[Challenge]
Among the records below, find each line that includes the string "licensed" and copy it.

★ ★ ★ ★ ★

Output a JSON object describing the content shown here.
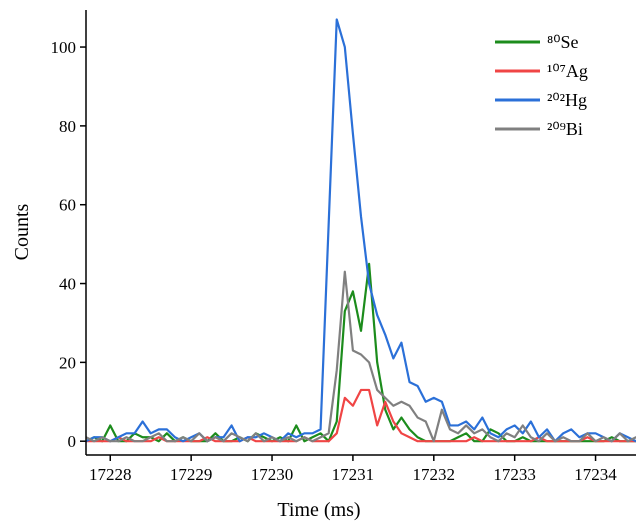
{
  "chart_data": {
    "type": "line",
    "xlabel": "Time (ms)",
    "ylabel": "Counts",
    "x": [
      17227.7,
      17227.8,
      17227.9,
      17228.0,
      17228.1,
      17228.2,
      17228.3,
      17228.4,
      17228.5,
      17228.6,
      17228.7,
      17228.8,
      17228.9,
      17229.0,
      17229.1,
      17229.2,
      17229.3,
      17229.4,
      17229.5,
      17229.6,
      17229.7,
      17229.8,
      17229.9,
      17230.0,
      17230.1,
      17230.2,
      17230.3,
      17230.4,
      17230.5,
      17230.6,
      17230.7,
      17230.8,
      17230.9,
      17231.0,
      17231.1,
      17231.2,
      17231.3,
      17231.4,
      17231.5,
      17231.6,
      17231.7,
      17231.8,
      17231.9,
      17232.0,
      17232.1,
      17232.2,
      17232.3,
      17232.4,
      17232.5,
      17232.6,
      17232.7,
      17232.8,
      17232.9,
      17233.0,
      17233.1,
      17233.2,
      17233.3,
      17233.4,
      17233.5,
      17233.6,
      17233.7,
      17233.8,
      17233.9,
      17234.0,
      17234.1,
      17234.2,
      17234.3,
      17234.4,
      17234.5,
      17234.6
    ],
    "series": [
      {
        "name": "⁸⁰Se",
        "color": "#1c8c1c",
        "values": [
          0,
          1,
          0,
          4,
          0,
          0,
          2,
          1,
          1,
          0,
          2,
          0,
          1,
          0,
          0,
          0,
          2,
          0,
          0,
          1,
          0,
          2,
          1,
          0,
          1,
          0,
          4,
          0,
          1,
          2,
          0,
          5,
          33,
          38,
          28,
          45,
          20,
          8,
          3,
          6,
          3,
          1,
          0,
          0,
          0,
          0,
          1,
          2,
          0,
          0,
          3,
          2,
          0,
          0,
          1,
          0,
          0,
          0,
          0,
          0,
          0,
          0,
          0,
          0,
          0,
          1,
          0,
          0,
          0,
          0
        ]
      },
      {
        "name": "¹⁰⁷Ag",
        "color": "#f04545",
        "values": [
          0,
          0,
          0,
          0,
          1,
          0,
          0,
          0,
          0,
          1,
          0,
          0,
          0,
          0,
          0,
          1,
          0,
          0,
          0,
          0,
          1,
          0,
          0,
          0,
          0,
          0,
          0,
          1,
          0,
          0,
          0,
          2,
          11,
          9,
          13,
          13,
          4,
          10,
          5,
          2,
          1,
          0,
          0,
          0,
          0,
          0,
          0,
          0,
          1,
          0,
          0,
          0,
          0,
          0,
          0,
          0,
          1,
          0,
          0,
          0,
          0,
          0,
          1,
          0,
          0,
          0,
          0,
          0,
          0,
          2
        ]
      },
      {
        "name": "²⁰²Hg",
        "color": "#2b70d8",
        "values": [
          0,
          1,
          1,
          0,
          1,
          2,
          2,
          5,
          2,
          3,
          3,
          1,
          0,
          1,
          2,
          0,
          1,
          1,
          4,
          0,
          1,
          1,
          2,
          1,
          0,
          2,
          1,
          2,
          2,
          3,
          55,
          107,
          100,
          78,
          57,
          40,
          32,
          27,
          21,
          25,
          15,
          14,
          10,
          11,
          10,
          4,
          4,
          5,
          3,
          6,
          2,
          1,
          3,
          4,
          2,
          5,
          1,
          3,
          0,
          2,
          3,
          1,
          2,
          2,
          1,
          0,
          2,
          1,
          0,
          1
        ]
      },
      {
        "name": "²⁰⁹Bi",
        "color": "#808080",
        "values": [
          1,
          0,
          1,
          0,
          0,
          1,
          0,
          0,
          1,
          2,
          0,
          0,
          1,
          0,
          2,
          0,
          1,
          0,
          2,
          1,
          0,
          2,
          0,
          1,
          0,
          1,
          0,
          1,
          0,
          1,
          2,
          18,
          43,
          23,
          22,
          20,
          13,
          11,
          9,
          10,
          9,
          6,
          5,
          0,
          8,
          3,
          2,
          4,
          2,
          3,
          1,
          0,
          2,
          1,
          4,
          1,
          0,
          2,
          0,
          1,
          0,
          0,
          2,
          0,
          1,
          0,
          2,
          0,
          1,
          0
        ]
      }
    ],
    "xlim": [
      17227.7,
      17234.5
    ],
    "ylim": [
      -3.5,
      109.4
    ],
    "xticks": [
      17228,
      17229,
      17230,
      17231,
      17232,
      17233,
      17234
    ],
    "yticks": [
      0,
      20,
      40,
      60,
      80,
      100
    ],
    "legend": "upper-right"
  }
}
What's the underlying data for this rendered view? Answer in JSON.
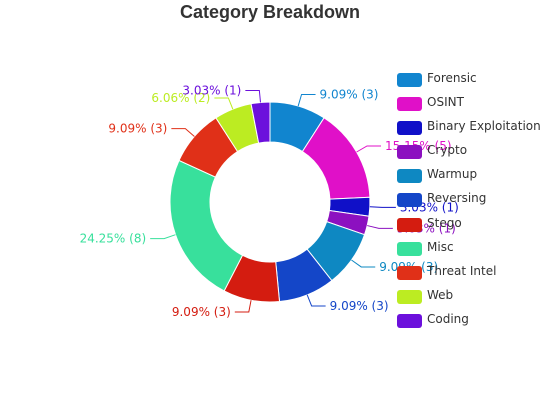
{
  "chart_data": {
    "type": "pie",
    "variant": "donut",
    "title": "Category Breakdown",
    "legend_position": "right",
    "slices": [
      {
        "name": "Forensic",
        "count": 3,
        "label": "9.09% (3)",
        "color": "#1185cf"
      },
      {
        "name": "OSINT",
        "count": 5,
        "label": "15.15% (5)",
        "color": "#e010c8"
      },
      {
        "name": "Binary Exploitation",
        "count": 1,
        "label": "3.03% (1)",
        "color": "#1010c8"
      },
      {
        "name": "Crypto",
        "count": 1,
        "label": "3.03% (1)",
        "color": "#8c10c0"
      },
      {
        "name": "Warmup",
        "count": 3,
        "label": "9.09% (3)",
        "color": "#0e88c2"
      },
      {
        "name": "Reversing",
        "count": 3,
        "label": "9.09% (3)",
        "color": "#1446c8"
      },
      {
        "name": "Stego",
        "count": 3,
        "label": "9.09% (3)",
        "color": "#d41c10"
      },
      {
        "name": "Misc",
        "count": 8,
        "label": "24.25% (8)",
        "color": "#38e09c"
      },
      {
        "name": "Threat Intel",
        "count": 3,
        "label": "9.09% (3)",
        "color": "#e03018"
      },
      {
        "name": "Web",
        "count": 2,
        "label": "6.06% (2)",
        "color": "#bcec22"
      },
      {
        "name": "Coding",
        "count": 1,
        "label": "3.03% (1)",
        "color": "#6c10dc"
      }
    ]
  }
}
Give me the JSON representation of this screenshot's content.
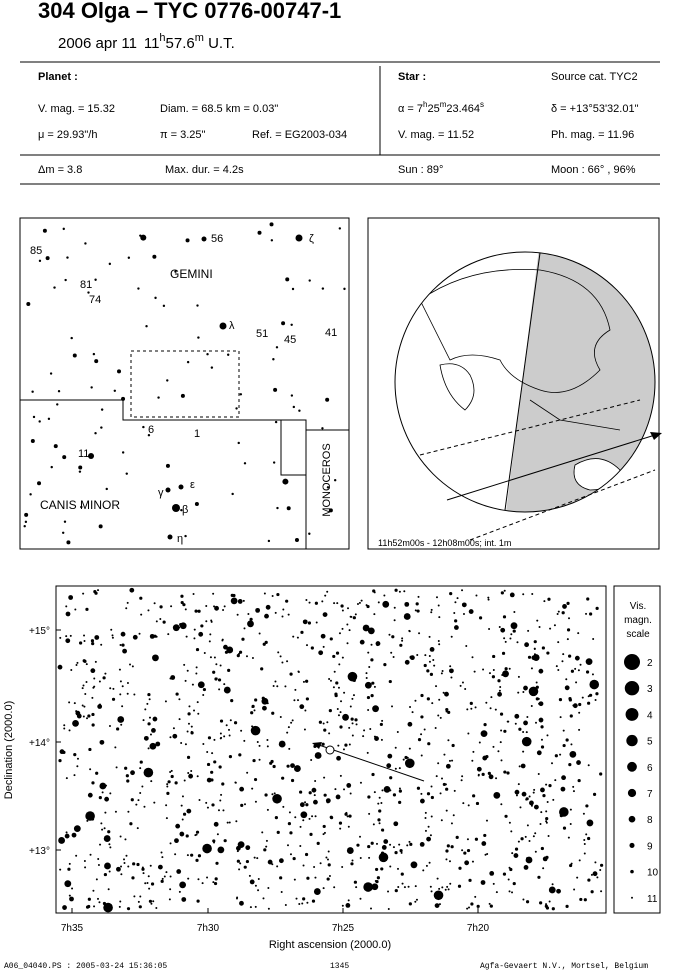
{
  "header": {
    "title": "304 Olga  –  TYC 0776-00747-1",
    "date": "2006 apr 11",
    "time": [
      "11",
      "h",
      "57.6",
      "m",
      " U.T."
    ]
  },
  "planet": {
    "heading": "Planet :",
    "vmag": "V. mag. = 15.32",
    "diam": "Diam. = 68.5 km = 0.03\"",
    "mu": "μ = 29.93\"/h",
    "pi": "π = 3.25\"",
    "ref": "Ref. = EG2003-034",
    "dm": "Δm = 3.8",
    "maxdur": "Max. dur. = 4.2s"
  },
  "star": {
    "heading": "Star :",
    "source": "Source cat. TYC2",
    "alpha": [
      "α = 7",
      "h",
      "25",
      "m",
      "23.464",
      "s"
    ],
    "delta": "δ = +13°53'32.01\"",
    "vmag": "V. mag. = 11.52",
    "phmag": "Ph. mag. = 11.96",
    "sun": "Sun : 89°",
    "moon": "Moon : 66° , 96%"
  },
  "finder": {
    "labels": [
      "85",
      "81",
      "74",
      "56",
      "ζ",
      "GEMINI",
      "λ",
      "51",
      "45",
      "41",
      "6",
      "1",
      "11",
      "γ",
      "ε",
      "β",
      "η",
      "CANIS MINOR"
    ],
    "monoceros": "MONOCEROS"
  },
  "globe": {
    "caption": "11h52m00s - 12h08m00s; int. 1m"
  },
  "chart": {
    "ylabel": "Declination (2000.0)",
    "xlabel": "Right ascension (2000.0)",
    "yticks": [
      "+15°",
      "+14°",
      "+13°"
    ],
    "xticks": [
      "7h35",
      "7h30",
      "7h25",
      "7h20"
    ]
  },
  "scale": {
    "title": [
      "Vis.",
      "magn.",
      "scale"
    ],
    "mags": [
      "2",
      "3",
      "4",
      "5",
      "6",
      "7",
      "8",
      "9",
      "10",
      "11"
    ]
  },
  "footer": {
    "file": "A06_04040.PS : 2005-03-24 15:36:05",
    "page": "1345",
    "credit": "Agfa-Gevaert N.V., Mortsel, Belgium"
  }
}
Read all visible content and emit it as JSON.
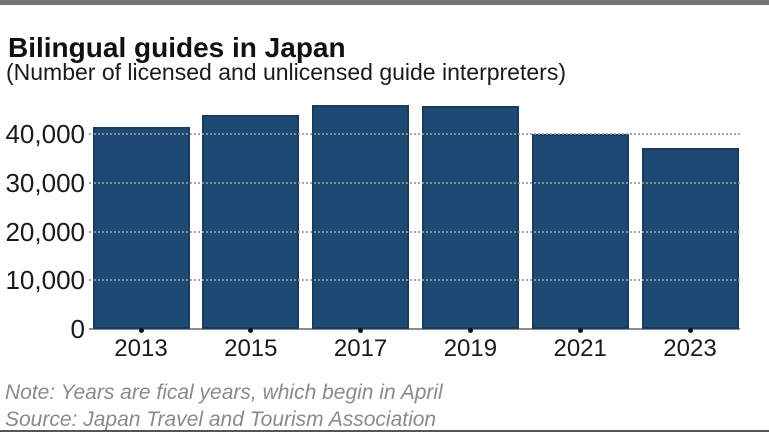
{
  "header": {
    "title": "Bilingual guides in Japan",
    "subtitle": "(Number of licensed and unlicensed guide interpreters)"
  },
  "chart_data": {
    "type": "bar",
    "title": "Bilingual guides in Japan",
    "subtitle": "(Number of licensed and unlicensed guide interpreters)",
    "categories": [
      "2013",
      "2015",
      "2017",
      "2019",
      "2021",
      "2023"
    ],
    "values": [
      41400,
      43800,
      46000,
      45700,
      40000,
      37100
    ],
    "xlabel": "",
    "ylabel": "",
    "ylim": [
      0,
      48000
    ],
    "yticks": [
      0,
      10000,
      20000,
      30000,
      40000
    ],
    "ytick_labels": [
      "0",
      "10,000",
      "20,000",
      "30,000",
      "40,000"
    ],
    "grid": "horizontal dotted, drawn over bars",
    "legend": "none",
    "bar_color": "#1d4a73"
  },
  "footer": {
    "note": "Note: Years are fical years, which begin in April",
    "source": "Source: Japan Travel and Tourism Association"
  },
  "colors": {
    "bar_fill": "#1d4a73",
    "bar_border": "#173c5f",
    "axis_line": "#8c8c8c",
    "grid_dots": "#9a9a9a",
    "note_text": "#8a8a8a",
    "top_strip": "#767676",
    "bottom_rule": "#555555"
  }
}
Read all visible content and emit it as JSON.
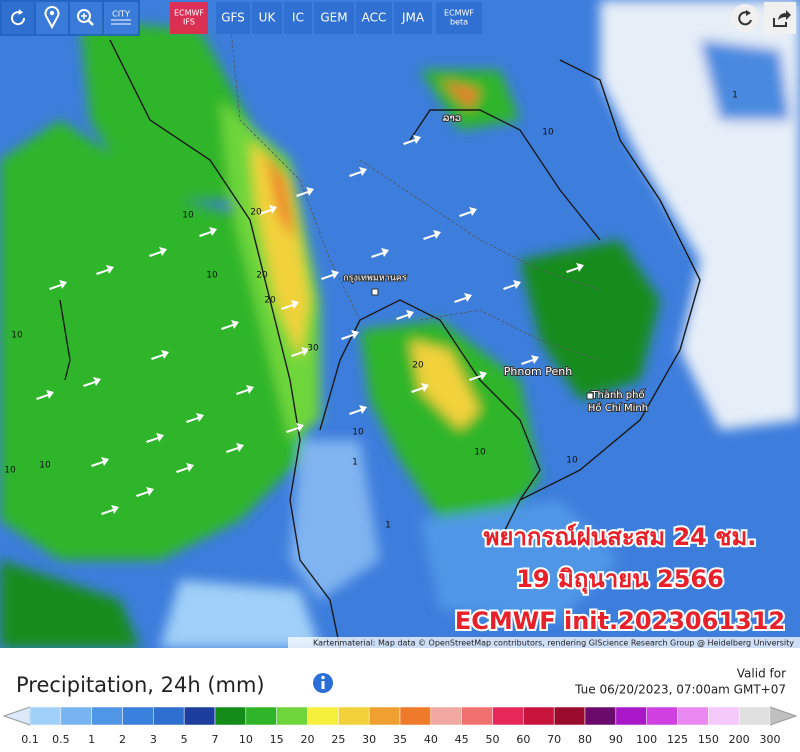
{
  "toolbar": {
    "city_button": "CITY",
    "models": [
      {
        "lines": [
          "ECMWF",
          "IFS"
        ],
        "active": true
      },
      {
        "lines": [
          "GFS"
        ],
        "active": false
      },
      {
        "lines": [
          "UK"
        ],
        "active": false
      },
      {
        "lines": [
          "IC"
        ],
        "active": false
      },
      {
        "lines": [
          "GEM"
        ],
        "active": false
      },
      {
        "lines": [
          "ACC"
        ],
        "active": false
      },
      {
        "lines": [
          "JMA"
        ],
        "active": false
      },
      {
        "lines": [
          "ECMWF",
          "beta"
        ],
        "active": false
      }
    ]
  },
  "map": {
    "cities": [
      "กรุงเทพมหานคร",
      "Phnom Penh",
      "Thành phố",
      "Hồ Chí Minh",
      "ລາວ"
    ],
    "contour_labels": [
      "10",
      "10",
      "20",
      "10",
      "20",
      "30",
      "20",
      "10",
      "1",
      "10",
      "10",
      "1",
      "10",
      "10",
      "20",
      "10",
      "1"
    ],
    "overlay": [
      "พยากรณ์ฝนสะสม 24 ชม.",
      "19 มิถุนายน 2566",
      "ECMWF init.2023061312"
    ],
    "attribution": "Kartenmaterial: Map data © OpenStreetMap contributors, rendering GIScience Research Group @ Heidelberg University"
  },
  "footer": {
    "title": "Precipitation, 24h (mm)",
    "valid_label": "Valid for",
    "valid_time": "Tue 06/20/2023, 07:00am GMT+07"
  },
  "legend": {
    "labels": [
      "0.1",
      "0.5",
      "1",
      "2",
      "3",
      "5",
      "7",
      "10",
      "15",
      "20",
      "25",
      "30",
      "35",
      "40",
      "45",
      "50",
      "60",
      "70",
      "80",
      "90",
      "100",
      "125",
      "150",
      "200",
      "300"
    ],
    "colors": [
      "#a0d0f8",
      "#78b4f0",
      "#4f97e6",
      "#3a80dd",
      "#2f6fd0",
      "#1a3d9e",
      "#148c1a",
      "#2fb52a",
      "#6ed63a",
      "#f5f03c",
      "#f2d23a",
      "#f0a030",
      "#ee7a2a",
      "#f0a8a0",
      "#f07070",
      "#e8285a",
      "#c8143c",
      "#9a0a2a",
      "#6a0a6a",
      "#a818c8",
      "#d040e0",
      "#e888f0",
      "#f4c8f8",
      "#e0e0e0"
    ],
    "low_color": "#dce9f8",
    "high_color": "#c0c0c0"
  }
}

★ ★ ★ ★ ★

[Task answer]
    "subtitle": "(Number of licensed and unlicensed guide interpreters)"
    "subtitle": "(Number of licensed and unlicensed guide interpreters)",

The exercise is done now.